## Records from a collection
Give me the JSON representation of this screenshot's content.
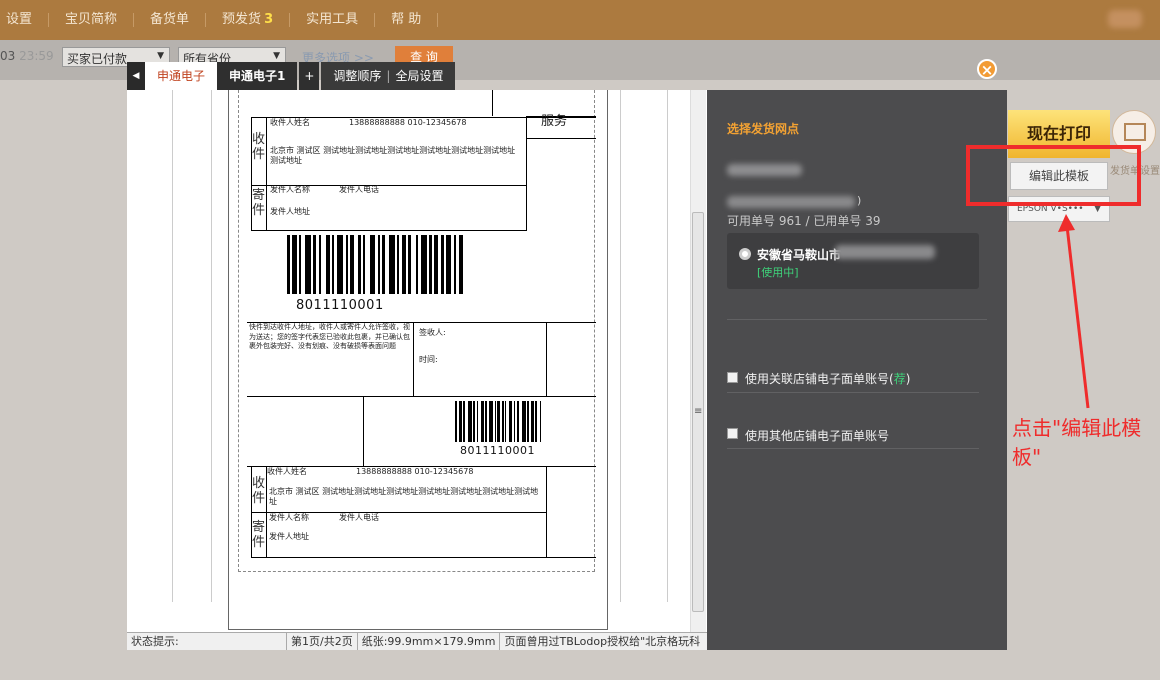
{
  "topnav": {
    "items": [
      "设置",
      "宝贝简称",
      "备货单",
      "预发货",
      "实用工具",
      "帮 助"
    ],
    "presell_badge": "3"
  },
  "filter": {
    "date_partial": "03",
    "time_partial": "23:59",
    "status_select": "买家已付款",
    "province_select": "所有省份",
    "more_options": "更多选项 >>",
    "query_button": "查 询"
  },
  "tabs": {
    "items": [
      "申通电子",
      "申通电子1"
    ],
    "add": "+",
    "reorder": "调整顺序",
    "global": "全局设置"
  },
  "close_icon": "close-icon",
  "label": {
    "header_fragment": "",
    "service": "服务",
    "recv_label": "收件",
    "send_label": "寄件",
    "recv_name": "收件人姓名",
    "recv_phone": "13888888888 010-12345678",
    "recv_addr": "北京市 测试区 测试地址测试地址测试地址测试地址测试地址测试地址测试地址",
    "recv_addr2": "北京市 测试区 测试地址测试地址测试地址测试地址测试地址测试地址测试地址",
    "send_name": "发件人名称",
    "send_phone": "发件人电话",
    "send_addr": "发件人地址",
    "barcode_number": "8011110001",
    "barcode_number_small": "8011110001",
    "disclaimer": "快件到达收件人地址，收件人或寄件人允许签收，视为送达；您的签字代表您已验收此包裹，并已确认包裹外包装完好、没有划痕、没有破损等表面问题",
    "signer": "签收人:",
    "sign_time": "时间:"
  },
  "statusbar": {
    "status": "状态提示:",
    "page": "第1页/共2页",
    "paper": "纸张:99.9mm×179.9mm",
    "license": "页面曾用过TBLodop授权给\"北京格玩科"
  },
  "panel": {
    "title": "选择发货网点",
    "paren": ")",
    "quota": "可用单号 961 / 已用单号 39",
    "branch_addr": "安徽省马鞍山市",
    "branch_status": "[使用中]",
    "option1": "使用关联店铺电子面单账号",
    "option1_extra": "荐",
    "option2": "使用其他店铺电子面单账号"
  },
  "actions": {
    "print_now": "现在打印",
    "edit_template": "编辑此模板",
    "printer": "EPSON V•S•••",
    "side_caption": "发货单设置"
  },
  "annotation": {
    "text": "点击\"编辑此模板\"",
    "color": "#ef2c2c"
  }
}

## INSTRUCTIONS FOR THE TASK
Produce an exact copy of each line of data, skipping embedded images.

## FULL RESPONSE
Give me the JSON representation of this screenshot's content.
{
  "topnav": {
    "items": [
      "设置",
      "宝贝简称",
      "备货单",
      "预发货",
      "实用工具",
      "帮 助"
    ],
    "presell_badge": "3"
  },
  "filter": {
    "date_partial": "03",
    "time_partial": "23:59",
    "status_select": "买家已付款",
    "province_select": "所有省份",
    "more_options": "更多选项 >>",
    "query_button": "查 询"
  },
  "tabs": {
    "items": [
      "申通电子",
      "申通电子1"
    ],
    "add": "+",
    "reorder": "调整顺序",
    "global": "全局设置"
  },
  "close_icon": "close-icon",
  "label": {
    "header_fragment": "",
    "service": "服务",
    "recv_label": "收件",
    "send_label": "寄件",
    "recv_name": "收件人姓名",
    "recv_phone": "13888888888 010-12345678",
    "recv_addr": "北京市 测试区 测试地址测试地址测试地址测试地址测试地址测试地址测试地址",
    "recv_addr2": "北京市 测试区 测试地址测试地址测试地址测试地址测试地址测试地址测试地址",
    "send_name": "发件人名称",
    "send_phone": "发件人电话",
    "send_addr": "发件人地址",
    "barcode_number": "8011110001",
    "barcode_number_small": "8011110001",
    "disclaimer": "快件到达收件人地址，收件人或寄件人允许签收，视为送达；您的签字代表您已验收此包裹，并已确认包裹外包装完好、没有划痕、没有破损等表面问题",
    "signer": "签收人:",
    "sign_time": "时间:"
  },
  "statusbar": {
    "status": "状态提示:",
    "page": "第1页/共2页",
    "paper": "纸张:99.9mm×179.9mm",
    "license": "页面曾用过TBLodop授权给\"北京格玩科"
  },
  "panel": {
    "title": "选择发货网点",
    "paren": ")",
    "quota": "可用单号 961 / 已用单号 39",
    "branch_addr": "安徽省马鞍山市",
    "branch_status": "[使用中]",
    "option1": "使用关联店铺电子面单账号",
    "option1_extra": "荐",
    "option2": "使用其他店铺电子面单账号"
  },
  "actions": {
    "print_now": "现在打印",
    "edit_template": "编辑此模板",
    "printer": "EPSON V•S•••",
    "side_caption": "发货单设置"
  },
  "annotation": {
    "text": "点击\"编辑此模板\"",
    "color": "#ef2c2c"
  }
}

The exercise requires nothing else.